**Your goal**
Read the records and gather each line that includes "hong".

------------------------

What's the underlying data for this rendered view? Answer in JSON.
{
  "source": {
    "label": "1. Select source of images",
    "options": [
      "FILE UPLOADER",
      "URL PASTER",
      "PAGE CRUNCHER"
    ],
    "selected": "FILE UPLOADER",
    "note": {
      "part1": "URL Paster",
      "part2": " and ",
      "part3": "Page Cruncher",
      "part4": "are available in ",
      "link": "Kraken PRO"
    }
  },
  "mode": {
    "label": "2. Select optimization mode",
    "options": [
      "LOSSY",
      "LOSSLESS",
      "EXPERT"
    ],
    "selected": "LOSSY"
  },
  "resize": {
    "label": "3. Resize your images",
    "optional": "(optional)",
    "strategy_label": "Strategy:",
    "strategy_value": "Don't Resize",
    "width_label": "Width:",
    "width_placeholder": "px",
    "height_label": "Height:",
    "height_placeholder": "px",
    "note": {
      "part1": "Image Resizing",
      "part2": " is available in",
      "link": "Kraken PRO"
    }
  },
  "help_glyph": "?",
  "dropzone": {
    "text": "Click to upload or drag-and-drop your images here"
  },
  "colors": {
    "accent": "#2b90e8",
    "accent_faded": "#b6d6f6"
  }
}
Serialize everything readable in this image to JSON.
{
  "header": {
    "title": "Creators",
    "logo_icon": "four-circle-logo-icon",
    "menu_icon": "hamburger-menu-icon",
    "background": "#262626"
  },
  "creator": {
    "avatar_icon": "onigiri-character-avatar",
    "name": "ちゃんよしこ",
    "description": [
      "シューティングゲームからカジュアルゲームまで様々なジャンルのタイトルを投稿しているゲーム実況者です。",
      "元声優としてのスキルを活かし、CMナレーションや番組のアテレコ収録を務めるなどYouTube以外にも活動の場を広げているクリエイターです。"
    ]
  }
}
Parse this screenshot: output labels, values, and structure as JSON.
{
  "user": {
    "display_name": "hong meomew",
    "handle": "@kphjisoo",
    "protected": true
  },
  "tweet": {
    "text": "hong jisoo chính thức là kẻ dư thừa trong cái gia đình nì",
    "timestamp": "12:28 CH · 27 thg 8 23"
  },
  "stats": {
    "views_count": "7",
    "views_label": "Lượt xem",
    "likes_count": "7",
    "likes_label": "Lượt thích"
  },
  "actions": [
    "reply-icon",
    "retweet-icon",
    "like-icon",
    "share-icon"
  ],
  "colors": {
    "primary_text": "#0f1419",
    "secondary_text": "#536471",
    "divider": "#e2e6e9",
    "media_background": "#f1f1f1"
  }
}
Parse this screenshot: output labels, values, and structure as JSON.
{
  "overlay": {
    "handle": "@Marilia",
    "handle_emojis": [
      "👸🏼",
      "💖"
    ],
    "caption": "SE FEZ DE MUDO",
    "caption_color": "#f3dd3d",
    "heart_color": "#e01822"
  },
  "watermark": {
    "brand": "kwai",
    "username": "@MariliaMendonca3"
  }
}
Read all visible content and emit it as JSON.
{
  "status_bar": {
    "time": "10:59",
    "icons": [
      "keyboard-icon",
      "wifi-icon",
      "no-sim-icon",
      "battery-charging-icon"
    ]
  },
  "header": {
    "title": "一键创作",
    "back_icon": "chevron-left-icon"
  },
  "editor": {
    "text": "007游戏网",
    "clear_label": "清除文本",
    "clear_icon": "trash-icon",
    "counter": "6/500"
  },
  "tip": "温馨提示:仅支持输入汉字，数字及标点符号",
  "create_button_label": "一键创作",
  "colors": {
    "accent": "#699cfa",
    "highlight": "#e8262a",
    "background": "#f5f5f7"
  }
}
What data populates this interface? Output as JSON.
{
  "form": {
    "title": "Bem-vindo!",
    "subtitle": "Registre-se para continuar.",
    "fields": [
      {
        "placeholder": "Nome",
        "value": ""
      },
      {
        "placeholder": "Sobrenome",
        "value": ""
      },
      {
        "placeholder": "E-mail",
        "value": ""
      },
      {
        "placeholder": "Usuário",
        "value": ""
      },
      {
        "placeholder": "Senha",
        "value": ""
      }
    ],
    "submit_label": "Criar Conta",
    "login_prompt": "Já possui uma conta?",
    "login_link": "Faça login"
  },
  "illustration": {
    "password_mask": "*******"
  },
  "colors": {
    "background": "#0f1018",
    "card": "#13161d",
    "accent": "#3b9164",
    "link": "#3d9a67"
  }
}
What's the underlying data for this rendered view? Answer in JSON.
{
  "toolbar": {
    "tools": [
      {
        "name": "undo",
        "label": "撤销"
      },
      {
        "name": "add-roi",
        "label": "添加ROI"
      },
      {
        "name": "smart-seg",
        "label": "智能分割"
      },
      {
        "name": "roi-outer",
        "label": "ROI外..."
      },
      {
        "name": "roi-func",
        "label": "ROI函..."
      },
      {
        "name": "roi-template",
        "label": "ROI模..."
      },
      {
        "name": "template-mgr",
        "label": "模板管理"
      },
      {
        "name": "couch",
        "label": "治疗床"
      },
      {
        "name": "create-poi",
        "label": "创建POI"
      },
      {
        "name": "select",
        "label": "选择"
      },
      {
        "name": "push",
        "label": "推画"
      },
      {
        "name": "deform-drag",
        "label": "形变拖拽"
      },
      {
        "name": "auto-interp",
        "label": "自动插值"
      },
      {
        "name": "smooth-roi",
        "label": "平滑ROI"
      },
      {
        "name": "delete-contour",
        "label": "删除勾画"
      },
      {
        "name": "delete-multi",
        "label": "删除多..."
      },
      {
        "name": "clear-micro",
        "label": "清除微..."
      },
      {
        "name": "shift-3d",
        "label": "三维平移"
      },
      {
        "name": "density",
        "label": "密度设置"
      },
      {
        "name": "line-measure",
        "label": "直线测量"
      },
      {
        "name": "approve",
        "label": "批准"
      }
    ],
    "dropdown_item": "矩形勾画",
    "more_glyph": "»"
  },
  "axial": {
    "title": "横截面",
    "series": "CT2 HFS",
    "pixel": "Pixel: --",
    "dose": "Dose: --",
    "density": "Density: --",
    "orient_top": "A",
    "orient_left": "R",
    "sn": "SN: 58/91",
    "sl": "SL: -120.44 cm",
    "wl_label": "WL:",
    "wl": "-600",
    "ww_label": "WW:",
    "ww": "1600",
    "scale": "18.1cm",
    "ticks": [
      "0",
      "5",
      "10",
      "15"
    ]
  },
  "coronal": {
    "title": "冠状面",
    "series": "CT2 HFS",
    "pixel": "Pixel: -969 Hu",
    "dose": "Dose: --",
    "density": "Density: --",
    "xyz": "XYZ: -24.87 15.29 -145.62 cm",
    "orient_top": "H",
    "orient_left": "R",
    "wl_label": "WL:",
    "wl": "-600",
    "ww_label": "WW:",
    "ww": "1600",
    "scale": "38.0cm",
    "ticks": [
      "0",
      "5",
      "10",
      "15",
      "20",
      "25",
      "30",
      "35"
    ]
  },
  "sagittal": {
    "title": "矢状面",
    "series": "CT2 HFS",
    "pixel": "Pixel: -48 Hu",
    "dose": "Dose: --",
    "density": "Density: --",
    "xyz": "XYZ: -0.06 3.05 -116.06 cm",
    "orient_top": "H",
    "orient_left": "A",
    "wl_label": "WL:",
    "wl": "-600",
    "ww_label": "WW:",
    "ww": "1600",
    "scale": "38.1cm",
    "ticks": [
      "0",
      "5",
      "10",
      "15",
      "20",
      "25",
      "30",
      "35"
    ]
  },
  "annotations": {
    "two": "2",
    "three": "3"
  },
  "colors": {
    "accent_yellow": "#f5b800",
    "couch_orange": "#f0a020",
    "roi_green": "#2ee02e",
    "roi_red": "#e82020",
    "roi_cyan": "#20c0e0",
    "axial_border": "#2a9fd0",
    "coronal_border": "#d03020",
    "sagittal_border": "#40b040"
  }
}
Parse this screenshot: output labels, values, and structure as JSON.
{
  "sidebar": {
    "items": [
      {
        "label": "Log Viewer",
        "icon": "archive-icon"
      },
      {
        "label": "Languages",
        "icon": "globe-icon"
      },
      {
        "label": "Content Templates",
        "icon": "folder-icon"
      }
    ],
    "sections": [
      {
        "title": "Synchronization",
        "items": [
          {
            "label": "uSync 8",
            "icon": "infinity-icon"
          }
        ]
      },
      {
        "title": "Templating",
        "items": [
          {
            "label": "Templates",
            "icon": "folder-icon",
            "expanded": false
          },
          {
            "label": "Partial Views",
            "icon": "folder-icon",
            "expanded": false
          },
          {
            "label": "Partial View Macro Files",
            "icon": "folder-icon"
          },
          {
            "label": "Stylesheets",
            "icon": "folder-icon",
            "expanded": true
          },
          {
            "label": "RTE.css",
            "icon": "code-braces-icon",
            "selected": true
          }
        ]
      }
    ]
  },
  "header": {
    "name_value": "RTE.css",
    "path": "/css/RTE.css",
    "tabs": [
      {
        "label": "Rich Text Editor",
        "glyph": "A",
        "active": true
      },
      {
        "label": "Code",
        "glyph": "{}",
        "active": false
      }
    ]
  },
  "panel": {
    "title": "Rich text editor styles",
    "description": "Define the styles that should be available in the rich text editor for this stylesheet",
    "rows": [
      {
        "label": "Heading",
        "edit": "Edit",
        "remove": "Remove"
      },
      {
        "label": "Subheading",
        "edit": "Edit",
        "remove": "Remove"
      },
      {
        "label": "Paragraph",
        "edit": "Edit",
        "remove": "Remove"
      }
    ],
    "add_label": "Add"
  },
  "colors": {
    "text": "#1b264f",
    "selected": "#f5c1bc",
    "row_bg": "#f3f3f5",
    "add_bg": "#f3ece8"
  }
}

------------------------

**The output**
    "display_name": "hong meomew",
    "text": "hong jisoo chính thức là kẻ dư thừa trong cái gia đình nì",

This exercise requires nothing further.